*The request*
Write out the entries again exactly as they are given.

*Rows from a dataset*
= = =
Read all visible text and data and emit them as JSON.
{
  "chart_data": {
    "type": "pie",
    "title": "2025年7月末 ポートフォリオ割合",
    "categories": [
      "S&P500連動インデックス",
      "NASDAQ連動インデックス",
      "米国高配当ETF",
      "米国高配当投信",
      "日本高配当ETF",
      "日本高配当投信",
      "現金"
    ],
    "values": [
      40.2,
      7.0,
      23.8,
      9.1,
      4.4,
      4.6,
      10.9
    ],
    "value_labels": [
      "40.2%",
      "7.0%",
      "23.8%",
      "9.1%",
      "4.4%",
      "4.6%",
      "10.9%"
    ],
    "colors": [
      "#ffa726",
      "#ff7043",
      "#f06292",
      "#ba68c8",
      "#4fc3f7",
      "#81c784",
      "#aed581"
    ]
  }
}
= = =
*Problem solution*
Read all visible text and data and emit them as JSON.
{
  "chart_data": {
    "type": "pie",
    "title": "2025年7月末 ポートフォリオ割合",
    "categories": [
      "S&P500連動インデックス",
      "NASDAQ連動インデックス",
      "米国高配当ETF",
      "米国高配当投信",
      "日本高配当ETF",
      "日本高配当投信",
      "現金"
    ],
    "values": [
      40.2,
      7.0,
      23.8,
      9.1,
      4.4,
      4.6,
      10.9
    ],
    "value_labels": [
      "40.2%",
      "7.0%",
      "23.8%",
      "9.1%",
      "4.4%",
      "4.6%",
      "10.9%"
    ],
    "colors": [
      "#ffa726",
      "#ff7043",
      "#f06292",
      "#ba68c8",
      "#4fc3f7",
      "#81c784",
      "#aed581"
    ]
  }
}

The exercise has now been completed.